======== Supplied records
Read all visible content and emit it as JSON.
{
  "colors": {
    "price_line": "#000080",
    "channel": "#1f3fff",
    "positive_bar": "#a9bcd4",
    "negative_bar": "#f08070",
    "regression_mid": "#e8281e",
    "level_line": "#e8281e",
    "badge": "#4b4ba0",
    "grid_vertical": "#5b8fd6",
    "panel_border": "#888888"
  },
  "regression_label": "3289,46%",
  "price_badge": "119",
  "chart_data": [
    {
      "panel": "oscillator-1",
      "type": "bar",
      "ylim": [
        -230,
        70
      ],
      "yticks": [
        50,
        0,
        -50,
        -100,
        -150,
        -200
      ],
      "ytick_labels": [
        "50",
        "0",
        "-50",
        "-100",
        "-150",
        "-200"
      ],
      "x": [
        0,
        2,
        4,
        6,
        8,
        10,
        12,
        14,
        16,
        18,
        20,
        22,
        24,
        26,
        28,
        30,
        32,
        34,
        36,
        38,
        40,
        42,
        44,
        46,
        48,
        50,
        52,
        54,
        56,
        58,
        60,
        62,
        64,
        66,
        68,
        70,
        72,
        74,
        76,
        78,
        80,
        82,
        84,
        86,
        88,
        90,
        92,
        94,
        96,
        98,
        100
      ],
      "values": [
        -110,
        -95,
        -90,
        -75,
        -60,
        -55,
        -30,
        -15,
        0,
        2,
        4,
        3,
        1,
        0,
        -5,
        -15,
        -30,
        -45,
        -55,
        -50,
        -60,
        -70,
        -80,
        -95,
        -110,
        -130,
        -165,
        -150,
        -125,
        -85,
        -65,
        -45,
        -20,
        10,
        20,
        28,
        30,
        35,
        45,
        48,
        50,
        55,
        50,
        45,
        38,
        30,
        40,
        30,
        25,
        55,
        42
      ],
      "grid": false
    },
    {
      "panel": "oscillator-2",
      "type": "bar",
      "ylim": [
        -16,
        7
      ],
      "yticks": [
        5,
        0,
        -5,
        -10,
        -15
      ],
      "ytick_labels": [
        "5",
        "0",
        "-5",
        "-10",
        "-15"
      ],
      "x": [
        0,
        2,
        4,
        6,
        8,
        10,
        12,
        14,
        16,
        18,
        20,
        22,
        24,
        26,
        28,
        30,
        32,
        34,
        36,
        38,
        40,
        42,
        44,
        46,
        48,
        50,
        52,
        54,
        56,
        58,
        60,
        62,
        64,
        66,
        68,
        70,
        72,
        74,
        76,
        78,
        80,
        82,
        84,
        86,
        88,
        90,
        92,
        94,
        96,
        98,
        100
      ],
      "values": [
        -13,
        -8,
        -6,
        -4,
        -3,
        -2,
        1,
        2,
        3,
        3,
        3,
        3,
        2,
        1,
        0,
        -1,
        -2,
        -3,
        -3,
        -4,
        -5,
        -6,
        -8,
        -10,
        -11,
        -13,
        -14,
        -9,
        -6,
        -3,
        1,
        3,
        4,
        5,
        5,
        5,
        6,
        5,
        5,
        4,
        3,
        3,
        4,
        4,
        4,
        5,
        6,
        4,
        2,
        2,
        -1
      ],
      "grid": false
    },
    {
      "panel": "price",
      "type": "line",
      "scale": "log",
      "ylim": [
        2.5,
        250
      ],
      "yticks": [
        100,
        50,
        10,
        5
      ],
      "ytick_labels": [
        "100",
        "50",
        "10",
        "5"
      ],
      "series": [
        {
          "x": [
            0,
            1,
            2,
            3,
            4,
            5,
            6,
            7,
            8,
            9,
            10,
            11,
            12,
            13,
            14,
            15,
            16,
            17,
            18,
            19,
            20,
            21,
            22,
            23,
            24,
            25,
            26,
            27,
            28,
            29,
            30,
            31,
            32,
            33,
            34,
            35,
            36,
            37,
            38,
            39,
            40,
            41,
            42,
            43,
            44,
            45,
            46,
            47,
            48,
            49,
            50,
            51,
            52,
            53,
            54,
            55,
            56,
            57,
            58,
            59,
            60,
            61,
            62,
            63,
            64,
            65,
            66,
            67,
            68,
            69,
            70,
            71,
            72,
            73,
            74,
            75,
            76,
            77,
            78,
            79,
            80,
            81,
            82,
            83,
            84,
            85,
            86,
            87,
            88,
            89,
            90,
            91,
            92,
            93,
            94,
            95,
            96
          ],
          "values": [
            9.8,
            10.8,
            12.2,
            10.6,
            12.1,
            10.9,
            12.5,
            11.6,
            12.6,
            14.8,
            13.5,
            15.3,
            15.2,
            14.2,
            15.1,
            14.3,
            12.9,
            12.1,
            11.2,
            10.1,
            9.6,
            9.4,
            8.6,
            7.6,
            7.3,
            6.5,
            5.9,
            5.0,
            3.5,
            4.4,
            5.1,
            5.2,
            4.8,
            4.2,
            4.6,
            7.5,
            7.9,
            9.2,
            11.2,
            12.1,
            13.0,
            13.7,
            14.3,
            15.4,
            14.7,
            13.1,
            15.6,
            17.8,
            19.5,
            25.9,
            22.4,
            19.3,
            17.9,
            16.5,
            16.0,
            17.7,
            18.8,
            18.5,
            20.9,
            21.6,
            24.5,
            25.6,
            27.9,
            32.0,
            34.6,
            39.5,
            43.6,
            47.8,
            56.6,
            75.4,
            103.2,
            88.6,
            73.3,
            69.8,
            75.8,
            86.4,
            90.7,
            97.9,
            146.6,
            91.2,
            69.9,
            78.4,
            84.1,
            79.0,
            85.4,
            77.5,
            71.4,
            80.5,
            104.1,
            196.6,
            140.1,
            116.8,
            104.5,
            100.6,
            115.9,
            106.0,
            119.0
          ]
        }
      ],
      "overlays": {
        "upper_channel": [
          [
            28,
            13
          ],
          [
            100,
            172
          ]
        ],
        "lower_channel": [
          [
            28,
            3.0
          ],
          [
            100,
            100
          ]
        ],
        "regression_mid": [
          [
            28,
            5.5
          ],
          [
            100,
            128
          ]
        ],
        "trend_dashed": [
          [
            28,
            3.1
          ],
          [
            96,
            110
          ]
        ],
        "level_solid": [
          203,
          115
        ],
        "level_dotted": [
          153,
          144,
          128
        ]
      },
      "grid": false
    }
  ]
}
================
- **Problem details**: Copy out the whole listing exactly; please set it all down.

- **Answer**:
Read all visible content and emit it as JSON.
{
  "colors": {
    "price_line": "#000080",
    "channel": "#1f3fff",
    "positive_bar": "#a9bcd4",
    "negative_bar": "#f08070",
    "regression_mid": "#e8281e",
    "level_line": "#e8281e",
    "badge": "#4b4ba0",
    "grid_vertical": "#5b8fd6",
    "panel_border": "#888888"
  },
  "regression_label": "3289,46%",
  "price_badge": "119",
  "chart_data": [
    {
      "panel": "oscillator-1",
      "type": "bar",
      "ylim": [
        -230,
        70
      ],
      "yticks": [
        50,
        0,
        -50,
        -100,
        -150,
        -200
      ],
      "ytick_labels": [
        "50",
        "0",
        "-50",
        "-100",
        "-150",
        "-200"
      ],
      "x": [
        0,
        2,
        4,
        6,
        8,
        10,
        12,
        14,
        16,
        18,
        20,
        22,
        24,
        26,
        28,
        30,
        32,
        34,
        36,
        38,
        40,
        42,
        44,
        46,
        48,
        50,
        52,
        54,
        56,
        58,
        60,
        62,
        64,
        66,
        68,
        70,
        72,
        74,
        76,
        78,
        80,
        82,
        84,
        86,
        88,
        90,
        92,
        94,
        96,
        98,
        100
      ],
      "values": [
        -110,
        -95,
        -90,
        -75,
        -60,
        -55,
        -30,
        -15,
        0,
        2,
        4,
        3,
        1,
        0,
        -5,
        -15,
        -30,
        -45,
        -55,
        -50,
        -60,
        -70,
        -80,
        -95,
        -110,
        -130,
        -165,
        -150,
        -125,
        -85,
        -65,
        -45,
        -20,
        10,
        20,
        28,
        30,
        35,
        45,
        48,
        50,
        55,
        50,
        45,
        38,
        30,
        40,
        30,
        25,
        55,
        42
      ],
      "grid": false
    },
    {
      "panel": "oscillator-2",
      "type": "bar",
      "ylim": [
        -16,
        7
      ],
      "yticks": [
        5,
        0,
        -5,
        -10,
        -15
      ],
      "ytick_labels": [
        "5",
        "0",
        "-5",
        "-10",
        "-15"
      ],
      "x": [
        0,
        2,
        4,
        6,
        8,
        10,
        12,
        14,
        16,
        18,
        20,
        22,
        24,
        26,
        28,
        30,
        32,
        34,
        36,
        38,
        40,
        42,
        44,
        46,
        48,
        50,
        52,
        54,
        56,
        58,
        60,
        62,
        64,
        66,
        68,
        70,
        72,
        74,
        76,
        78,
        80,
        82,
        84,
        86,
        88,
        90,
        92,
        94,
        96,
        98,
        100
      ],
      "values": [
        -13,
        -8,
        -6,
        -4,
        -3,
        -2,
        1,
        2,
        3,
        3,
        3,
        3,
        2,
        1,
        0,
        -1,
        -2,
        -3,
        -3,
        -4,
        -5,
        -6,
        -8,
        -10,
        -11,
        -13,
        -14,
        -9,
        -6,
        -3,
        1,
        3,
        4,
        5,
        5,
        5,
        6,
        5,
        5,
        4,
        3,
        3,
        4,
        4,
        4,
        5,
        6,
        4,
        2,
        2,
        -1
      ],
      "grid": false
    },
    {
      "panel": "price",
      "type": "line",
      "scale": "log",
      "ylim": [
        2.5,
        250
      ],
      "yticks": [
        100,
        50,
        10,
        5
      ],
      "ytick_labels": [
        "100",
        "50",
        "10",
        "5"
      ],
      "series": [
        {
          "x": [
            0,
            1,
            2,
            3,
            4,
            5,
            6,
            7,
            8,
            9,
            10,
            11,
            12,
            13,
            14,
            15,
            16,
            17,
            18,
            19,
            20,
            21,
            22,
            23,
            24,
            25,
            26,
            27,
            28,
            29,
            30,
            31,
            32,
            33,
            34,
            35,
            36,
            37,
            38,
            39,
            40,
            41,
            42,
            43,
            44,
            45,
            46,
            47,
            48,
            49,
            50,
            51,
            52,
            53,
            54,
            55,
            56,
            57,
            58,
            59,
            60,
            61,
            62,
            63,
            64,
            65,
            66,
            67,
            68,
            69,
            70,
            71,
            72,
            73,
            74,
            75,
            76,
            77,
            78,
            79,
            80,
            81,
            82,
            83,
            84,
            85,
            86,
            87,
            88,
            89,
            90,
            91,
            92,
            93,
            94,
            95,
            96
          ],
          "values": [
            9.8,
            10.8,
            12.2,
            10.6,
            12.1,
            10.9,
            12.5,
            11.6,
            12.6,
            14.8,
            13.5,
            15.3,
            15.2,
            14.2,
            15.1,
            14.3,
            12.9,
            12.1,
            11.2,
            10.1,
            9.6,
            9.4,
            8.6,
            7.6,
            7.3,
            6.5,
            5.9,
            5.0,
            3.5,
            4.4,
            5.1,
            5.2,
            4.8,
            4.2,
            4.6,
            7.5,
            7.9,
            9.2,
            11.2,
            12.1,
            13.0,
            13.7,
            14.3,
            15.4,
            14.7,
            13.1,
            15.6,
            17.8,
            19.5,
            25.9,
            22.4,
            19.3,
            17.9,
            16.5,
            16.0,
            17.7,
            18.8,
            18.5,
            20.9,
            21.6,
            24.5,
            25.6,
            27.9,
            32.0,
            34.6,
            39.5,
            43.6,
            47.8,
            56.6,
            75.4,
            103.2,
            88.6,
            73.3,
            69.8,
            75.8,
            86.4,
            90.7,
            97.9,
            146.6,
            91.2,
            69.9,
            78.4,
            84.1,
            79.0,
            85.4,
            77.5,
            71.4,
            80.5,
            104.1,
            196.6,
            140.1,
            116.8,
            104.5,
            100.6,
            115.9,
            106.0,
            119.0
          ]
        }
      ],
      "overlays": {
        "upper_channel": [
          [
            28,
            13
          ],
          [
            100,
            172
          ]
        ],
        "lower_channel": [
          [
            28,
            3.0
          ],
          [
            100,
            100
          ]
        ],
        "regression_mid": [
          [
            28,
            5.5
          ],
          [
            100,
            128
          ]
        ],
        "trend_dashed": [
          [
            28,
            3.1
          ],
          [
            96,
            110
          ]
        ],
        "level_solid": [
          203,
          115
        ],
        "level_dotted": [
          153,
          144,
          128
        ]
      },
      "grid": false
    }
  ]
}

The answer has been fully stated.